**WHAT TO DO**. In the commentary on Heidegger's reading of the aviary simile, do these statements agree with the text? Answer yes or no for each, and quote the words that decide it. 1. A man who buys a cloak but does not wear it is said to possess it rather than have it on. 2. Socrates says the receptacle in the soul was full of birds when we were children. 3. In Heidegger's interpretation, the birds stored in the aviary remain present even when we are not grasping them.

**DOCUMENT**.
-- start --
Post #22 of my commentary on Heidegger’s analysis of Plato’s Theaetetus, written in the lead up to my exhibition: The Aviary

The retaining of beings for making present in memory, as first encountered in the simile of the wax mass, is further elaborated through the simile of the aviary, as translated by Martin Heidegger in The Essence of Truth (215).

[Socrates] ‘Well, having and possessing seem different things. If a man buys a cloak and in this sense brings it under his power, but does not wear it, we should certainly say, not that he has it on, but that he possesses it’
[Theaetetus] ‘And rightly’
‘Now see whether it is possible in the same way for someone who possesses knowledge not to have it, in like manner, for instance, to a man who catches wild birds – pigeons or the like – and sets up an aviary at home in which to keep them. Might we assert that in a certain way he always has the birds, because he possesses them?’
‘Yes’
‘And yet in another way he does not have any of the birds, but has acquired power over them, since he has brought them under his control within his own enclosure. He can take them and hold them whenever he likes, by catching whichsoever bird he pleases, and letting it go again; and he can do this as often as he likes.’
‘That is true’
‘And again, just as a while ago we contrived some sort of waxen figment in the soul, so now let us make in each soul an aviary stocked with all sorts of birds, some in flocks apart from the rest, others in small groups, and some solitary, flying hither and thither among all the others’
‘Consider it done. What next?’
‘We must assume that when we were children this receptacle was empty, and we must understand that the birds represent the varieties of knowledge. And whatsoever kind of knowledge a person acquires and shuts up within the enclosure, we must say that he has learned or discovered the thing of which this is the knowledge, and that precisely this is knowing’
‘So be it’

The simile of the aviary

Heidegger’s Interpretation
When we are born this container in our soul is empty, gradually it becomes filled with birds, i.e. we become familiar with beings and store them in the aviary. We have the birds stored there as possessions, they are left to their own devices. Thus we retain them but they are absent, but we can make them present by the action of grasping, taking up an active relationship towards them. Thus in the sphere of making present, memory, the same thing can be absent and present, we can have it as possession (ktesis) without expressly bringing it to mind. We can also select it by grasping it, taking an active relationship of being towards it (hexis).
-- end --
**ENTRIES**.
-- start --
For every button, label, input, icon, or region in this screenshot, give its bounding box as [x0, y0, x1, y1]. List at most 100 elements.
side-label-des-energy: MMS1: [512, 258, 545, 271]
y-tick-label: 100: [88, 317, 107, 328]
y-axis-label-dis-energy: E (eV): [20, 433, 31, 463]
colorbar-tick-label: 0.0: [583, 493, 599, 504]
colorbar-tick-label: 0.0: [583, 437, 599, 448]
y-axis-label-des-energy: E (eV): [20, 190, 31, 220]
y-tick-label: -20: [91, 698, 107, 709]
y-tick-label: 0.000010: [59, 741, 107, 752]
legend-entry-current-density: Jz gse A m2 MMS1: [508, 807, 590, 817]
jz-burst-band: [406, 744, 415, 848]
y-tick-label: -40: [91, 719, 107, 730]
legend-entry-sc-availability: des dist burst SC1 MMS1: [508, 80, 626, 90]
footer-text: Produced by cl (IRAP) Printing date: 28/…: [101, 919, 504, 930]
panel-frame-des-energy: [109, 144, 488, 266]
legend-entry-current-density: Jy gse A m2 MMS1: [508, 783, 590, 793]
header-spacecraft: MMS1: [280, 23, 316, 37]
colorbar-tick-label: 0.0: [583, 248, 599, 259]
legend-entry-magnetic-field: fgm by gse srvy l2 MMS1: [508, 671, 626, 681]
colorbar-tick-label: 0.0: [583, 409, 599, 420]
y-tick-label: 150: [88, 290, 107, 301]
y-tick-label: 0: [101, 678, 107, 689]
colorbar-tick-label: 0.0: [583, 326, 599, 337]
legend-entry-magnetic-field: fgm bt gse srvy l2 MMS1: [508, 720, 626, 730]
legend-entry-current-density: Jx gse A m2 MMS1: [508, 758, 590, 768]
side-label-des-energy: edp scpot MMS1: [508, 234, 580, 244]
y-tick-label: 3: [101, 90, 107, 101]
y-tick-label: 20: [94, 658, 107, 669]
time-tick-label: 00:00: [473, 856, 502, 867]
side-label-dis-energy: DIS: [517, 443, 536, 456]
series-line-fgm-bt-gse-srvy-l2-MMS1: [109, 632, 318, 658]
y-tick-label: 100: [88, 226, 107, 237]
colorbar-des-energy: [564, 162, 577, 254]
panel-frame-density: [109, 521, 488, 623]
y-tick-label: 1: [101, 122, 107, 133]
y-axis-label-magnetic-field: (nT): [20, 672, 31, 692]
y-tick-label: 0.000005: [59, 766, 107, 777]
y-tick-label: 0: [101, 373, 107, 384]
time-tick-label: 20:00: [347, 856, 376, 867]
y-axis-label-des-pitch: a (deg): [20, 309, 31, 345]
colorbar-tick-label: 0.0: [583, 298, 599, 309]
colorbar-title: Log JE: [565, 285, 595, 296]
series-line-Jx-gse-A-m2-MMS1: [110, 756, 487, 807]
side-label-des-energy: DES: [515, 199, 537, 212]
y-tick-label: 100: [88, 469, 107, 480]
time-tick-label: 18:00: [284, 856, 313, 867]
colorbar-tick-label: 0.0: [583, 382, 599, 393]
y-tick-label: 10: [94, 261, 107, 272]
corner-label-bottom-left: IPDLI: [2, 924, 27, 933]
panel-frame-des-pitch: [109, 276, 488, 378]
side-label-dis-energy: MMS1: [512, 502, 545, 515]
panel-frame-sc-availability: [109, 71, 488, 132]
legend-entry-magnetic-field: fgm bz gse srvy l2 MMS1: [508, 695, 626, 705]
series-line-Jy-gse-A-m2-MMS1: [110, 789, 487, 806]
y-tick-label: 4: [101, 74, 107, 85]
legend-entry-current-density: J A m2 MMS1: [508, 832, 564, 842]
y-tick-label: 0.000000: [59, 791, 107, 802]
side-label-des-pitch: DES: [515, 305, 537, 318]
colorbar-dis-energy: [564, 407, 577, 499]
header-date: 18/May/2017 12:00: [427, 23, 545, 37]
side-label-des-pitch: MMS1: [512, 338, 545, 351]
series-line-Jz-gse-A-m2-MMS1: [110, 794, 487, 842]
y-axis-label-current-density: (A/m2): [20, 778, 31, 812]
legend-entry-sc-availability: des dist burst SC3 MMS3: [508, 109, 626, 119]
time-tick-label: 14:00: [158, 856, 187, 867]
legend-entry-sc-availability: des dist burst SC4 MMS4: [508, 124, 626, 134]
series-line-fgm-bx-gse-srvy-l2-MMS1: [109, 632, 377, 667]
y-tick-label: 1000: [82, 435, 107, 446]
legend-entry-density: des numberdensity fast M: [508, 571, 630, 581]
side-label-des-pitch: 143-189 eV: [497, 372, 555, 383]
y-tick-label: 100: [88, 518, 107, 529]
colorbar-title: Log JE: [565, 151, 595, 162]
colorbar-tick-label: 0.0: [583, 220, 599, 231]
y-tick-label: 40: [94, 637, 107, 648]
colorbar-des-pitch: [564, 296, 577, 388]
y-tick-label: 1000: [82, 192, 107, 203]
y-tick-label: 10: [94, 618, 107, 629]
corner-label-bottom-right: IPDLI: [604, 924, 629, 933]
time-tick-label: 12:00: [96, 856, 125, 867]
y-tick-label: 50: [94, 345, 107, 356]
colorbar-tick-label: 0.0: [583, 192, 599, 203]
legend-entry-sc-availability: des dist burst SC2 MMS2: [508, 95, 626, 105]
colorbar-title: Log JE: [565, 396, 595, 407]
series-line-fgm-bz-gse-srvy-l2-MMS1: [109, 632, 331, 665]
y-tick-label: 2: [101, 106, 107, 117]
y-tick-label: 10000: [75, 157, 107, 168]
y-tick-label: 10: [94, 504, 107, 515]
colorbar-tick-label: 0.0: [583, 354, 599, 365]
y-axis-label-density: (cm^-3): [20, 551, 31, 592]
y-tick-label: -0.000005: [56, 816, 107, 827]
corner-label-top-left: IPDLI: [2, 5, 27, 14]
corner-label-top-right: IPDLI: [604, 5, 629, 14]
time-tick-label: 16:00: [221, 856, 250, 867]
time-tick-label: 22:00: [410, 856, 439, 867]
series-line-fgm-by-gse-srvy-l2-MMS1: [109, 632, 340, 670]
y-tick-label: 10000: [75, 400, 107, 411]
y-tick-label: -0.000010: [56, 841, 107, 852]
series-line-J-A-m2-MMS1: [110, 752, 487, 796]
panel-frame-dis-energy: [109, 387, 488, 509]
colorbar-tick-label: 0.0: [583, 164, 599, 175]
-- end --
**FULL ANSWER**.
1. Yes: "we should certainly say, not that he has it on, but that he possesses it"
2. No: "We must assume that when we were children this receptacle was empty"
3. No: "Thus we retain them but they are absent"